And, look, it's not a bad thing to feel good about being yourself. But feeling too good about being yourself can lead to some pretty sticky situations (we're not not looking at you, Bill Clinton). And a Leo can have a little bit of an ego problem. Okay, just kidding—a Leo never has a little bit of anything; a Leo has the lion's share of everything, and that includes their ego. A Leo tends to have a full-blown messiah complex (why yes, Harry Potter, while fictional is a Leo), a willingness to rewrite history in order to support their newly imagined version of an already established narrative (oh, hello, J.K. Rowling), and gets very, very upset when they are called out for being wrong. This is because a Leo never thinks they're wrong; a Leo's conviction in themselves is so deep, in fact, that they fully believe their own lies, because they cannot conceive of anything they believe to be true as not being true (we meet again, Bill Clinton). If a Leo had a motto, it might just be, "It's not a lie if you believe it."
I worry a little like I'm making Leos sound like pathologically lying egomaniacs, and maybe I am, and maybe they are, but that doesn't mean that I don't think Leos aren't great, because I actually do think Leos are great—especially when their fire is tempered via a partnership with someone a little more grounded, like a Capricorn, say, as in the relationship of Michelle and Barack Obama. And I also think that the world needs people who really believe in themselves, because how else would anything ever get done? Like, imagine if the world were run by Pisces? Everyone would just be floating on a raft in the middle of a lake looking up at the clouds, and then where would we be? (Well, actually, that doesn't sound so bad, but that's not the point right now.)
But, look, even if I am being critical of Leos, it doesn't really matter, because no Leo gives a fuck what I—or anyone else—thinks about them. Like, do you really think Lawrence gives a fuck? Of course not! Her whole thing is not giving a fuck. But whereas that always feels like an act when another celebrity does it, it is 100 percent true with Lawrence. She does not care about anything—even terrorizing an airplane full of people by screaming that their plane is going down! (It was not going down; see the above paragraph about how Leos are lying egomaniacs.)
So Leos, know that I like you, even though I also know that you don't care at all that I like you. But all I ask of Leos, everywhere, is to please keep on being you, occasionally offer some hair advice to the rest of us, and, you know, be respectful of your fellow air travelers. It's stressful enough up there in those flying metal tubes without having to listen to you scream about crashing.

- Required task A
Please retype the passage about Leos from "So Leos, know" to "scream about crashing." with no changes.

- Listed records
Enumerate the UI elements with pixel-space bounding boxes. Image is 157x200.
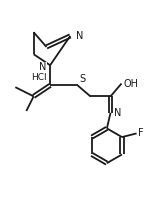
Text: HCl: HCl	[31, 73, 46, 82]
Text: N: N	[114, 108, 122, 118]
Text: N: N	[39, 62, 46, 72]
Text: OH: OH	[123, 79, 138, 89]
Text: N: N	[76, 31, 83, 41]
Text: F: F	[138, 128, 144, 138]
Text: S: S	[79, 74, 86, 84]
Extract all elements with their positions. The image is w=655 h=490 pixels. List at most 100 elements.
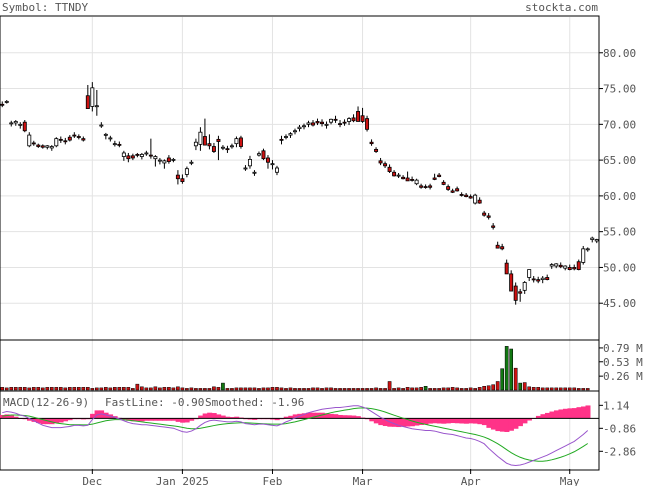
volume-bar [185, 388, 189, 391]
macd-histogram-bar [400, 418, 406, 427]
candle [410, 176, 415, 182]
candle [103, 132, 108, 140]
macd-histogram-bar [162, 418, 168, 421]
macd-histogram-bar [369, 418, 375, 422]
candle [279, 135, 284, 145]
candle [504, 259, 509, 275]
volume-bar [347, 388, 351, 391]
candle [45, 145, 50, 150]
volume-tick-label: 0.53 M [603, 356, 643, 369]
volume-bar [401, 388, 405, 391]
volume-bar [85, 387, 90, 391]
candle-body [455, 188, 460, 192]
macd-fastline-label: FastLine: -0.90 [105, 396, 204, 409]
volume-bar [491, 384, 495, 391]
volume-bar [482, 386, 486, 391]
candle [67, 135, 72, 142]
candle [229, 143, 234, 149]
x-tick-label: Dec [82, 475, 102, 486]
volume-bar [63, 387, 68, 391]
volume-bar [329, 387, 333, 391]
candle-body [311, 122, 315, 126]
volume-bar [257, 388, 261, 391]
candle-body [518, 291, 523, 294]
macd-histogram-bar [382, 418, 388, 427]
macd-histogram-bar [576, 407, 582, 419]
volume-bar [162, 387, 167, 391]
volume-bar [49, 387, 54, 391]
candle [527, 269, 532, 282]
volume-bar [194, 388, 198, 391]
candle-body [486, 215, 491, 218]
candle [585, 247, 590, 252]
candle [378, 157, 383, 166]
volume-bar [558, 387, 563, 391]
macd-histogram-bar [346, 415, 352, 419]
volume-bar [486, 385, 491, 391]
macd-histogram-bar [130, 418, 136, 422]
candle [495, 241, 500, 249]
candle-body [522, 282, 527, 291]
macd-histogram-bar [229, 417, 235, 419]
volume-bar [464, 388, 468, 391]
price-tick-label: 75.00 [603, 83, 636, 96]
candle-body [302, 125, 306, 128]
candle-body [374, 148, 379, 152]
candle [590, 236, 595, 243]
volume-bar [455, 387, 459, 391]
volume-bar [423, 386, 428, 391]
candle [419, 183, 424, 189]
volume-bar [509, 348, 514, 391]
candle-body [36, 144, 41, 147]
candle [54, 137, 59, 148]
volume-bar [131, 388, 135, 391]
volume-bar [576, 388, 581, 391]
volume-bar [365, 388, 369, 391]
candle-body [85, 95, 90, 109]
volume-bar [122, 387, 126, 391]
candle [157, 157, 162, 165]
macd-panel-border [0, 390, 600, 471]
candle-body [329, 118, 334, 123]
macd-histogram-bar [522, 418, 528, 424]
macd-histogram-bar [144, 418, 150, 421]
candle-body [473, 194, 478, 204]
candle-body [9, 122, 14, 125]
brand-label[interactable]: stockta.com [525, 1, 598, 14]
macd-histogram-bar [274, 418, 280, 421]
volume-bar [108, 387, 113, 391]
macd-histogram-bar [81, 418, 87, 420]
candle [13, 120, 18, 126]
candle-body [495, 244, 500, 249]
candle-body [369, 141, 374, 145]
candle [153, 155, 158, 167]
volume-bar [540, 387, 545, 391]
candle [270, 160, 275, 170]
macd-histogram-bar [171, 418, 177, 421]
macd-histogram-bar [499, 418, 505, 432]
candle-body [130, 155, 135, 159]
volume-bar [563, 387, 568, 391]
candle-body [554, 263, 559, 267]
volume-bar [117, 387, 122, 391]
volume-bar [369, 388, 374, 391]
candle-body [365, 118, 370, 130]
macd-histogram-bar [301, 413, 307, 419]
volume-bar [140, 386, 144, 391]
volume-bar [149, 387, 153, 391]
volume-bar [275, 387, 279, 391]
volume-bar [554, 387, 559, 391]
candle-body [459, 194, 464, 196]
volume-bar [315, 387, 320, 391]
macd-histogram-bar [189, 418, 195, 421]
candle [320, 119, 324, 127]
macd-title: MACD(12-26-9) [3, 396, 89, 409]
volume-bar [356, 388, 360, 391]
candle [459, 192, 464, 197]
x-tick-label: Mar [353, 475, 373, 486]
candle [9, 120, 14, 127]
volume-bar [572, 387, 577, 391]
volume-bar [104, 387, 108, 391]
candle-body [401, 176, 406, 180]
macd-histogram-bar [216, 414, 222, 419]
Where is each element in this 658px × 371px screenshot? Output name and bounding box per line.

- Required task B
Echo the lines in the records from the line with "volume-bar [185, 388, 189, 391]" to the line with "candle [157, 157, 162, 165]", including both of those lines.

- Full solution A
So Leos, know that I like you, even though I also know that you don't care at all that I like you. But all I ask of Leos, everywhere, is to please keep on being you, occasionally offer some hair advice to the rest of us, and, you know, be respectful of your fellow air travelers. It's stressful enough up there in those flying metal tubes without having to listen to you scream about crashing.

- Full solution B
volume-bar [185, 388, 189, 391]
macd-histogram-bar [400, 418, 406, 427]
candle [410, 176, 415, 182]
candle [103, 132, 108, 140]
macd-histogram-bar [162, 418, 168, 421]
macd-histogram-bar [369, 418, 375, 422]
candle [279, 135, 284, 145]
candle [504, 259, 509, 275]
volume-bar [347, 388, 351, 391]
candle [45, 145, 50, 150]
volume-tick-label: 0.53 M [603, 356, 643, 369]
volume-bar [401, 388, 405, 391]
volume-bar [85, 387, 90, 391]
candle-body [455, 188, 460, 192]
macd-fastline-label: FastLine: -0.90 [105, 396, 204, 409]
volume-bar [491, 384, 495, 391]
volume-bar [482, 386, 486, 391]
candle [67, 135, 72, 142]
candle [229, 143, 234, 149]
x-tick-label: Dec [82, 475, 102, 486]
volume-bar [63, 387, 68, 391]
volume-bar [329, 387, 333, 391]
candle-body [311, 122, 315, 126]
volume-bar [257, 388, 261, 391]
candle-body [518, 291, 523, 294]
macd-histogram-bar [382, 418, 388, 427]
macd-histogram-bar [576, 407, 582, 419]
volume-bar [162, 387, 167, 391]
volume-bar [49, 387, 54, 391]
candle [527, 269, 532, 282]
volume-bar [194, 388, 198, 391]
candle-body [486, 215, 491, 218]
candle [585, 247, 590, 252]
candle [378, 157, 383, 166]
volume-bar [558, 387, 563, 391]
macd-histogram-bar [346, 415, 352, 419]
volume-bar [486, 385, 491, 391]
macd-histogram-bar [130, 418, 136, 422]
candle [495, 241, 500, 249]
candle-body [522, 282, 527, 291]
macd-histogram-bar [229, 417, 235, 419]
volume-bar [464, 388, 468, 391]
price-tick-label: 75.00 [603, 83, 636, 96]
candle-body [302, 125, 306, 128]
candle-body [374, 148, 379, 152]
candle [590, 236, 595, 243]
volume-bar [455, 387, 459, 391]
volume-bar [423, 386, 428, 391]
candle [419, 183, 424, 189]
volume-bar [509, 348, 514, 391]
candle-body [36, 144, 41, 147]
candle [54, 137, 59, 148]
volume-bar [131, 388, 135, 391]
volume-bar [576, 388, 581, 391]
volume-bar [365, 388, 369, 391]
candle-body [85, 95, 90, 109]
volume-bar [122, 387, 126, 391]
candle [157, 157, 162, 165]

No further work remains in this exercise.